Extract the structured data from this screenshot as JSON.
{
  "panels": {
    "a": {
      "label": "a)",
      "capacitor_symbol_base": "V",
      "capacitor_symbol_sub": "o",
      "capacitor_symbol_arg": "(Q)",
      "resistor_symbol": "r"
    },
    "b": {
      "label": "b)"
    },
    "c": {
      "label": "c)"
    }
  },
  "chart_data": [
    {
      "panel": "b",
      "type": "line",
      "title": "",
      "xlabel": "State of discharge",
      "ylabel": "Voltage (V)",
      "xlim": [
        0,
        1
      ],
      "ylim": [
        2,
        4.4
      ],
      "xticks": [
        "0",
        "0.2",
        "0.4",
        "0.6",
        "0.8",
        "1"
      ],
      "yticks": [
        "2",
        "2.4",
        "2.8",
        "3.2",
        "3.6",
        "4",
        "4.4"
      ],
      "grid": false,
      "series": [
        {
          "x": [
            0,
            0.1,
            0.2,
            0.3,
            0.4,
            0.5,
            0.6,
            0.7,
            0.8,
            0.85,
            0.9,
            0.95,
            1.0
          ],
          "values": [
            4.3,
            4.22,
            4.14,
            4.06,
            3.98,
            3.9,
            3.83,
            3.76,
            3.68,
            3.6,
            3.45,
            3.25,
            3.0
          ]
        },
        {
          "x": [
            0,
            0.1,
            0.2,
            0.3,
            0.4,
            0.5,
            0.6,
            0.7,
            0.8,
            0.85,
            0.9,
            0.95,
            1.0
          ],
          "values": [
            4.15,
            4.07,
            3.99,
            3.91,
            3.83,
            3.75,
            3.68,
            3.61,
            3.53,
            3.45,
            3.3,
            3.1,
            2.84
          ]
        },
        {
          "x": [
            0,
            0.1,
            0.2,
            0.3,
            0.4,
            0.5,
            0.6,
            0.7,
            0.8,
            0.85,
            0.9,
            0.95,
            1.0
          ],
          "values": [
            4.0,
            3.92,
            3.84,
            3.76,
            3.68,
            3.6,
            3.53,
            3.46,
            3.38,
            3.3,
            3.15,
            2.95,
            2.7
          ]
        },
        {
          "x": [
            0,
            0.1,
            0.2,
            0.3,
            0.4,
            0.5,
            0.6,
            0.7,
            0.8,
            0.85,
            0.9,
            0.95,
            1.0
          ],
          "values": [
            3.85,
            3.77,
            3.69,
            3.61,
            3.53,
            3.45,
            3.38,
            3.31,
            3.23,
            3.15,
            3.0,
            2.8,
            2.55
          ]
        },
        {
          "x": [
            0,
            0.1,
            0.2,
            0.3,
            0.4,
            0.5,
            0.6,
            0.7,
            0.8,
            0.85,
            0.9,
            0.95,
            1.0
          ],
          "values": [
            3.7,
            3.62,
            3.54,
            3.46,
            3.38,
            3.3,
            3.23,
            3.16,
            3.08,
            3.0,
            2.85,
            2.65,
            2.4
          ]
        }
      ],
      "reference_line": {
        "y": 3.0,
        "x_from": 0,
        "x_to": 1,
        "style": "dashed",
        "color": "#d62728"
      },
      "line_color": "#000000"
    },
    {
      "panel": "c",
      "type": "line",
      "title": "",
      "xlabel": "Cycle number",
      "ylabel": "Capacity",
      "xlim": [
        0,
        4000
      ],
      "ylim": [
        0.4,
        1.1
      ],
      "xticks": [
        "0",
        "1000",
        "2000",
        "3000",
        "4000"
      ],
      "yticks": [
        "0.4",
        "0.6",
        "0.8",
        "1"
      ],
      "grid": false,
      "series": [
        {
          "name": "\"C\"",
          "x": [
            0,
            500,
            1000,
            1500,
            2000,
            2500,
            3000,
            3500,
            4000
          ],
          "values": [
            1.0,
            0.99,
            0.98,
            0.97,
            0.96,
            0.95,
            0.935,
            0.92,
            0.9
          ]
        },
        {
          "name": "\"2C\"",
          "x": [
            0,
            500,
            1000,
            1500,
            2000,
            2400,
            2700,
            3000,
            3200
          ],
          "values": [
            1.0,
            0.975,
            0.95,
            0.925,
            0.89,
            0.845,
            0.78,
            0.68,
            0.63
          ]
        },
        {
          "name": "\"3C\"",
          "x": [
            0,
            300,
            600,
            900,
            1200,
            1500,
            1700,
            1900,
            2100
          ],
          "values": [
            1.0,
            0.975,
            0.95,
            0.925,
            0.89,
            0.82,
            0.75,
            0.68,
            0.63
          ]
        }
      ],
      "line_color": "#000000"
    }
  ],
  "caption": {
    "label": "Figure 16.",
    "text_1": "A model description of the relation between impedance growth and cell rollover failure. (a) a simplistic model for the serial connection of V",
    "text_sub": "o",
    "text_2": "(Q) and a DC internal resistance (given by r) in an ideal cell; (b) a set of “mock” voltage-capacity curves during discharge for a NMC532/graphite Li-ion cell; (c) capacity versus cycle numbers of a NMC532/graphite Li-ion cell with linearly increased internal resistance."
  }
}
○ ○ ○ ○ ○ ○ ○
_Task brief_: Return all of the data precisely as it appears.

_Expected answer_:
Extract the structured data from this screenshot as JSON.
{
  "panels": {
    "a": {
      "label": "a)",
      "capacitor_symbol_base": "V",
      "capacitor_symbol_sub": "o",
      "capacitor_symbol_arg": "(Q)",
      "resistor_symbol": "r"
    },
    "b": {
      "label": "b)"
    },
    "c": {
      "label": "c)"
    }
  },
  "chart_data": [
    {
      "panel": "b",
      "type": "line",
      "title": "",
      "xlabel": "State of discharge",
      "ylabel": "Voltage (V)",
      "xlim": [
        0,
        1
      ],
      "ylim": [
        2,
        4.4
      ],
      "xticks": [
        "0",
        "0.2",
        "0.4",
        "0.6",
        "0.8",
        "1"
      ],
      "yticks": [
        "2",
        "2.4",
        "2.8",
        "3.2",
        "3.6",
        "4",
        "4.4"
      ],
      "grid": false,
      "series": [
        {
          "x": [
            0,
            0.1,
            0.2,
            0.3,
            0.4,
            0.5,
            0.6,
            0.7,
            0.8,
            0.85,
            0.9,
            0.95,
            1.0
          ],
          "values": [
            4.3,
            4.22,
            4.14,
            4.06,
            3.98,
            3.9,
            3.83,
            3.76,
            3.68,
            3.6,
            3.45,
            3.25,
            3.0
          ]
        },
        {
          "x": [
            0,
            0.1,
            0.2,
            0.3,
            0.4,
            0.5,
            0.6,
            0.7,
            0.8,
            0.85,
            0.9,
            0.95,
            1.0
          ],
          "values": [
            4.15,
            4.07,
            3.99,
            3.91,
            3.83,
            3.75,
            3.68,
            3.61,
            3.53,
            3.45,
            3.3,
            3.1,
            2.84
          ]
        },
        {
          "x": [
            0,
            0.1,
            0.2,
            0.3,
            0.4,
            0.5,
            0.6,
            0.7,
            0.8,
            0.85,
            0.9,
            0.95,
            1.0
          ],
          "values": [
            4.0,
            3.92,
            3.84,
            3.76,
            3.68,
            3.6,
            3.53,
            3.46,
            3.38,
            3.3,
            3.15,
            2.95,
            2.7
          ]
        },
        {
          "x": [
            0,
            0.1,
            0.2,
            0.3,
            0.4,
            0.5,
            0.6,
            0.7,
            0.8,
            0.85,
            0.9,
            0.95,
            1.0
          ],
          "values": [
            3.85,
            3.77,
            3.69,
            3.61,
            3.53,
            3.45,
            3.38,
            3.31,
            3.23,
            3.15,
            3.0,
            2.8,
            2.55
          ]
        },
        {
          "x": [
            0,
            0.1,
            0.2,
            0.3,
            0.4,
            0.5,
            0.6,
            0.7,
            0.8,
            0.85,
            0.9,
            0.95,
            1.0
          ],
          "values": [
            3.7,
            3.62,
            3.54,
            3.46,
            3.38,
            3.3,
            3.23,
            3.16,
            3.08,
            3.0,
            2.85,
            2.65,
            2.4
          ]
        }
      ],
      "reference_line": {
        "y": 3.0,
        "x_from": 0,
        "x_to": 1,
        "style": "dashed",
        "color": "#d62728"
      },
      "line_color": "#000000"
    },
    {
      "panel": "c",
      "type": "line",
      "title": "",
      "xlabel": "Cycle number",
      "ylabel": "Capacity",
      "xlim": [
        0,
        4000
      ],
      "ylim": [
        0.4,
        1.1
      ],
      "xticks": [
        "0",
        "1000",
        "2000",
        "3000",
        "4000"
      ],
      "yticks": [
        "0.4",
        "0.6",
        "0.8",
        "1"
      ],
      "grid": false,
      "series": [
        {
          "name": "\"C\"",
          "x": [
            0,
            500,
            1000,
            1500,
            2000,
            2500,
            3000,
            3500,
            4000
          ],
          "values": [
            1.0,
            0.99,
            0.98,
            0.97,
            0.96,
            0.95,
            0.935,
            0.92,
            0.9
          ]
        },
        {
          "name": "\"2C\"",
          "x": [
            0,
            500,
            1000,
            1500,
            2000,
            2400,
            2700,
            3000,
            3200
          ],
          "values": [
            1.0,
            0.975,
            0.95,
            0.925,
            0.89,
            0.845,
            0.78,
            0.68,
            0.63
          ]
        },
        {
          "name": "\"3C\"",
          "x": [
            0,
            300,
            600,
            900,
            1200,
            1500,
            1700,
            1900,
            2100
          ],
          "values": [
            1.0,
            0.975,
            0.95,
            0.925,
            0.89,
            0.82,
            0.75,
            0.68,
            0.63
          ]
        }
      ],
      "line_color": "#000000"
    }
  ],
  "caption": {
    "label": "Figure 16.",
    "text_1": "A model description of the relation between impedance growth and cell rollover failure. (a) a simplistic model for the serial connection of V",
    "text_sub": "o",
    "text_2": "(Q) and a DC internal resistance (given by r) in an ideal cell; (b) a set of “mock” voltage-capacity curves during discharge for a NMC532/graphite Li-ion cell; (c) capacity versus cycle numbers of a NMC532/graphite Li-ion cell with linearly increased internal resistance."
  }
}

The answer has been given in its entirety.